The problem
Turn every line of the entries below into a JSON list of strings, with one string per line and any blank lines omitted.

Excerpt from a dataset:
⟨

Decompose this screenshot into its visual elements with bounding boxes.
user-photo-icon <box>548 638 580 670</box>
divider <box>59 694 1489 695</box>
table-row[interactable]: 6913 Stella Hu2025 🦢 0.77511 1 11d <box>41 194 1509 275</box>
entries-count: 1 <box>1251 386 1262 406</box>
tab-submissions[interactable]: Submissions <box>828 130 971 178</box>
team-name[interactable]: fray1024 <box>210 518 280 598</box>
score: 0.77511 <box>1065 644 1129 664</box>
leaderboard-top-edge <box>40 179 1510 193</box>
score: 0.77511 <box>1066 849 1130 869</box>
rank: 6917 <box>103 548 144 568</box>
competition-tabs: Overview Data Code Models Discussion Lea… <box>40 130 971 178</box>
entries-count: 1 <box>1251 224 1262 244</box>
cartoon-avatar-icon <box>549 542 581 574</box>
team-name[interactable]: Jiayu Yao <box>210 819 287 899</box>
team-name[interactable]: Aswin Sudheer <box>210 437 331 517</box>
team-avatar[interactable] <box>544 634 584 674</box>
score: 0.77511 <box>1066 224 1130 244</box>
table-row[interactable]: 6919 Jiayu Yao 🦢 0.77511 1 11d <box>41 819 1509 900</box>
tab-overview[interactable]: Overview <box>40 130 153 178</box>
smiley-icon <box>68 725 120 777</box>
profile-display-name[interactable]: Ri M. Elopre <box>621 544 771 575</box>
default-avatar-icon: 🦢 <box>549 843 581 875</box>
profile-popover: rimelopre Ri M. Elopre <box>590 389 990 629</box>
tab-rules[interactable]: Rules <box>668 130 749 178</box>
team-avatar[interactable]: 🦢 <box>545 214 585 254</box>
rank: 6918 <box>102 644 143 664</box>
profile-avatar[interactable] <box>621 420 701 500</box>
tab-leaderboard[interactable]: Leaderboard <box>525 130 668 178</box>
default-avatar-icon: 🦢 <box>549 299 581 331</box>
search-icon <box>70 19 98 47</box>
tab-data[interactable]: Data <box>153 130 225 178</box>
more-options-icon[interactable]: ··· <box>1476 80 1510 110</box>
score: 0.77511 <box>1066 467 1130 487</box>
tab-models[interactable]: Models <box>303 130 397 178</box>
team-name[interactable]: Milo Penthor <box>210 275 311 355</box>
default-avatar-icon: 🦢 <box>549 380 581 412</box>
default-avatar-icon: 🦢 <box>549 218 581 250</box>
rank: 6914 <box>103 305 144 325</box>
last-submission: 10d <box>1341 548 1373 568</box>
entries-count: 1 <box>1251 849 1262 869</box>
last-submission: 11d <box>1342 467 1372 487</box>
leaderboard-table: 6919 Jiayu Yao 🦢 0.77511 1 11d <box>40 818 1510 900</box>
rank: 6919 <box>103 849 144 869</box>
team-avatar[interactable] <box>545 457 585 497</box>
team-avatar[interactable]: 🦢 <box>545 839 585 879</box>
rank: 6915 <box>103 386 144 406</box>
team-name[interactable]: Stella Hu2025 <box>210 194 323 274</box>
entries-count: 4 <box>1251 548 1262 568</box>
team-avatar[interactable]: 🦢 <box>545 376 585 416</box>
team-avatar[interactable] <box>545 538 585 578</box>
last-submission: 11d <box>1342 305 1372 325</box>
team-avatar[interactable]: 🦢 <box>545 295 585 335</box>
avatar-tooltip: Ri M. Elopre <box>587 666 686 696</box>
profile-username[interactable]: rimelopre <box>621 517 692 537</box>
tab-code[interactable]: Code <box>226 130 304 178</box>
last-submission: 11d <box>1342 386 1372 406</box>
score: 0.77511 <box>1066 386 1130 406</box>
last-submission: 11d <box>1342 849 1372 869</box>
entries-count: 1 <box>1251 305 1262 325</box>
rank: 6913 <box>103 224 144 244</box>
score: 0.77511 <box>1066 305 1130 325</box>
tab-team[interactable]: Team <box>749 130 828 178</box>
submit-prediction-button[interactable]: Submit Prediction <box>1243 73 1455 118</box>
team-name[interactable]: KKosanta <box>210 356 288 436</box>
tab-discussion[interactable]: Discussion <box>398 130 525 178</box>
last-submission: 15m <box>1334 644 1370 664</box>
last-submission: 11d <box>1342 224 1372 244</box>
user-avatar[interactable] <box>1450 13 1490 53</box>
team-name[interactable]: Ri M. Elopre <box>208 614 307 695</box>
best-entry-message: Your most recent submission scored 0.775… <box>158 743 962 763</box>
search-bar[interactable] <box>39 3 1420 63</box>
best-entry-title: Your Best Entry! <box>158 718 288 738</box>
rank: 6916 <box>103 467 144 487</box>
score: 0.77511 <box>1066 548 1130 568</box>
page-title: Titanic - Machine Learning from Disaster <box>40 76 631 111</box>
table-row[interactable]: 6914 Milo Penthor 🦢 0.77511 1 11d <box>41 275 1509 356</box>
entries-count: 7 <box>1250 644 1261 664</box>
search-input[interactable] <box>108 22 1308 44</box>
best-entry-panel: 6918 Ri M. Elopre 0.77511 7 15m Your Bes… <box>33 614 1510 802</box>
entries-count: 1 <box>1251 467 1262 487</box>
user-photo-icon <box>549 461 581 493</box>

⟩

Reply to the task
[
  "Decompose this screenshot into its visual elements with bounding boxes.",
  "user-photo-icon <box>548 638 580 670</box>",
  "divider <box>59 694 1489 695</box>",
  "table-row[interactable]: 6913 Stella Hu2025 🦢 0.77511 1 11d <box>41 194 1509 275</box>",
  "entries-count: 1 <box>1251 386 1262 406</box>",
  "tab-submissions[interactable]: Submissions <box>828 130 971 178</box>",
  "team-name[interactable]: fray1024 <box>210 518 280 598</box>",
  "score: 0.77511 <box>1065 644 1129 664</box>",
  "leaderboard-top-edge <box>40 179 1510 193</box>",
  "score: 0.77511 <box>1066 849 1130 869</box>",
  "rank: 6917 <box>103 548 144 568</box>",
  "competition-tabs: Overview Data Code Models Discussion Lea… <box>40 130 971 178</box>",
  "entries-count: 1 <box>1251 224 1262 244</box>",
  "cartoon-avatar-icon <box>549 542 581 574</box>",
  "team-name[interactable]: Jiayu Yao <box>210 819 287 899</box>",
  "team-name[interactable]: Aswin Sudheer <box>210 437 331 517</box>",
  "team-avatar[interactable] <box>544 634 584 674</box>",
  "score: 0.77511 <box>1066 224 1130 244</box>",
  "table-row[interactable]: 6919 Jiayu Yao 🦢 0.77511 1 11d <box>41 819 1509 900</box>",
  "tab-overview[interactable]: Overview <box>40 130 153 178</box>",
  "smiley-icon <box>68 725 120 777</box>",
  "profile-display-name[interactable]: Ri M. Elopre <box>621 544 771 575</box>",
  "default-avatar-icon: 🦢 <box>549 843 581 875</box>",
  "profile-popover: rimelopre Ri M. Elopre <box>590 389 990 629</box>",
  "tab-rules[interactable]: Rules <box>668 130 749 178</box>",
  "team-avatar[interactable]: 🦢 <box>545 214 585 254</box>",
  "rank: 6918 <box>102 644 143 664</box>",
  "profile-avatar[interactable] <box>621 420 701 500</box>",
  "tab-leaderboard[interactable]: Leaderboard <box>525 130 668 178</box>",
  "default-avatar-icon: 🦢 <box>549 299 581 331</box>",
  "search-icon <box>70 19 98 47</box>",
  "tab-data[interactable]: Data <box>153 130 225 178</box>",
  "more-options-icon[interactable]: ··· <box>1476 80 1510 110</box>",
  "score: 0.77511 <box>1066 467 1130 487</box>",
  "tab-models[interactable]: Models <box>303 130 397 178</box>",
  "team-name[interactable]: Milo Penthor <box>210 275 311 355</box>",
  "default-avatar-icon: 🦢 <box>549 380 581 412</box>",
  "default-avatar-icon: 🦢 <box>549 218 581 250</box>",
  "rank: 6914 <box>103 305 144 325</box>",
  "last-submission: 10d <box>1341 548 1373 568</box>",
  "entries-count: 1 <box>1251 849 1262 869</box>",
  "last-submission: 11d <box>1342 467 1372 487</box>",
  "leaderboard-table: 6919 Jiayu Yao 🦢 0.77511 1 11d <box>40 818 1510 900</box>",
  "rank: 6919 <box>103 849 144 869</box>",
  "team-avatar[interactable] <box>545 457 585 497</box>",
  "team-avatar[interactable]: 🦢 <box>545 839 585 879</box>",
  "rank: 6915 <box>103 386 144 406</box>",
  "team-name[interactable]: Stella Hu2025 <box>210 194 323 274</box>",
  "entries-count: 4 <box>1251 548 1262 568</box>",
  "team-avatar[interactable]: 🦢 <box>545 376 585 416</box>",
  "team-avatar[interactable] <box>545 538 585 578</box>",
  "last-submission: 11d <box>1342 305 1372 325</box>",
  "team-avatar[interactable]: 🦢 <box>545 295 585 335</box>",
  "avatar-tooltip: Ri M. Elopre <box>587 666 686 696</box>",
  "profile-username[interactable]: rimelopre <box>621 517 692 537</box>",
  "tab-code[interactable]: Code <box>226 130 304 178</box>",
  "last-submission: 11d <box>1342 386 1372 406</box>",
  "score: 0.77511 <box>1066 386 1130 406</box>",
  "last-submission: 11d <box>1342 849 1372 869</box>",
  "entries-count: 1 <box>1251 305 1262 325</box>",
  "rank: 6913 <box>103 224 144 244</box>",
  "score: 0.77511 <box>1066 305 1130 325</box>",
  "tab-team[interactable]: Team <box>749 130 828 178</box>",
  "submit-prediction-button[interactable]: Submit Prediction <box>1243 73 1455 118</box>",
  "team-name[interactable]: KKosanta <box>210 356 288 436</box>",
  "tab-discussion[interactable]: Discussion <box>398 130 525 178</box>",
  "last-submission: 15m <box>1334 644 1370 664</box>",
  "last-submission: 11d <box>1342 224 1372 244</box>",
  "user-avatar[interactable] <box>1450 13 1490 53</box>",
  "team-name[interactable]: Ri M. Elopre <box>208 614 307 695</box>",
  "best-entry-message: Your most recent submission scored 0.775… <box>158 743 962 763</box>",
  "search-bar[interactable] <box>39 3 1420 63</box>",
  "best-entry-title: Your Best Entry! <box>158 718 288 738</box>",
  "rank: 6916 <box>103 467 144 487</box>",
  "score: 0.77511 <box>1066 548 1130 568</box>",
  "page-title: Titanic - Machine Learning from Disaster <box>40 76 631 111</box>",
  "table-row[interactable]: 6914 Milo Penthor 🦢 0.77511 1 11d <box>41 275 1509 356</box>",
  "entries-count: 7 <box>1250 644 1261 664</box>",
  "search-input[interactable] <box>108 22 1308 44</box>",
  "best-entry-panel: 6918 Ri M. Elopre 0.77511 7 15m Your Bes… <box>33 614 1510 802</box>",
  "entries-count: 1 <box>1251 467 1262 487</box>",
  "user-photo-icon <box>549 461 581 493</box>"
]